**Given request**
Below are some entries; can you quote all of them exactly?

Entries with figure data:
++++++++++++++++++++
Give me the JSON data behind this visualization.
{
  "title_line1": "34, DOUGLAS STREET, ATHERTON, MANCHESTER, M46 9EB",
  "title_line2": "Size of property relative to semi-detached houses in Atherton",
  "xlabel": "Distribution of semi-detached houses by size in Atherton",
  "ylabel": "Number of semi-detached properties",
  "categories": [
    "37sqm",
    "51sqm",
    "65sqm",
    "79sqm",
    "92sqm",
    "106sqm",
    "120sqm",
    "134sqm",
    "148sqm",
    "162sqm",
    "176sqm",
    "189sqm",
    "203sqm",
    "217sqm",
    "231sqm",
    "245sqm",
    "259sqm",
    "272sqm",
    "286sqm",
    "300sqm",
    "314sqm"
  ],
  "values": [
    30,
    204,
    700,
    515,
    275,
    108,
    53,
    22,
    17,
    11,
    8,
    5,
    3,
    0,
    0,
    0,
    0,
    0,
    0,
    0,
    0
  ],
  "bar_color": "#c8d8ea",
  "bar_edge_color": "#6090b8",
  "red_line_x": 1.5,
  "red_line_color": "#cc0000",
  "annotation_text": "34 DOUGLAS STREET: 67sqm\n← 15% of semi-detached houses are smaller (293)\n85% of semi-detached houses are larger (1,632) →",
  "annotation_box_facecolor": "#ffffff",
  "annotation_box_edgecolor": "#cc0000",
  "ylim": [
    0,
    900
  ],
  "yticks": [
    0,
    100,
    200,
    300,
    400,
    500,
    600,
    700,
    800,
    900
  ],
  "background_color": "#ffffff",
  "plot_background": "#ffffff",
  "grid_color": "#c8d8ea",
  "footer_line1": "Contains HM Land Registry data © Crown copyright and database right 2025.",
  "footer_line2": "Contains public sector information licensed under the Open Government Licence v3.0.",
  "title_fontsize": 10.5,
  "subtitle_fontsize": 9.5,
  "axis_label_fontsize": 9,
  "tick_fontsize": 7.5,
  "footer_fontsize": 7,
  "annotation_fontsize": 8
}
++++++++++++++++++++
**Written solution**
Give me the JSON data behind this visualization.
{
  "title_line1": "34, DOUGLAS STREET, ATHERTON, MANCHESTER, M46 9EB",
  "title_line2": "Size of property relative to semi-detached houses in Atherton",
  "xlabel": "Distribution of semi-detached houses by size in Atherton",
  "ylabel": "Number of semi-detached properties",
  "categories": [
    "37sqm",
    "51sqm",
    "65sqm",
    "79sqm",
    "92sqm",
    "106sqm",
    "120sqm",
    "134sqm",
    "148sqm",
    "162sqm",
    "176sqm",
    "189sqm",
    "203sqm",
    "217sqm",
    "231sqm",
    "245sqm",
    "259sqm",
    "272sqm",
    "286sqm",
    "300sqm",
    "314sqm"
  ],
  "values": [
    30,
    204,
    700,
    515,
    275,
    108,
    53,
    22,
    17,
    11,
    8,
    5,
    3,
    0,
    0,
    0,
    0,
    0,
    0,
    0,
    0
  ],
  "bar_color": "#c8d8ea",
  "bar_edge_color": "#6090b8",
  "red_line_x": 1.5,
  "red_line_color": "#cc0000",
  "annotation_text": "34 DOUGLAS STREET: 67sqm\n← 15% of semi-detached houses are smaller (293)\n85% of semi-detached houses are larger (1,632) →",
  "annotation_box_facecolor": "#ffffff",
  "annotation_box_edgecolor": "#cc0000",
  "ylim": [
    0,
    900
  ],
  "yticks": [
    0,
    100,
    200,
    300,
    400,
    500,
    600,
    700,
    800,
    900
  ],
  "background_color": "#ffffff",
  "plot_background": "#ffffff",
  "grid_color": "#c8d8ea",
  "footer_line1": "Contains HM Land Registry data © Crown copyright and database right 2025.",
  "footer_line2": "Contains public sector information licensed under the Open Government Licence v3.0.",
  "title_fontsize": 10.5,
  "subtitle_fontsize": 9.5,
  "axis_label_fontsize": 9,
  "tick_fontsize": 7.5,
  "footer_fontsize": 7,
  "annotation_fontsize": 8
}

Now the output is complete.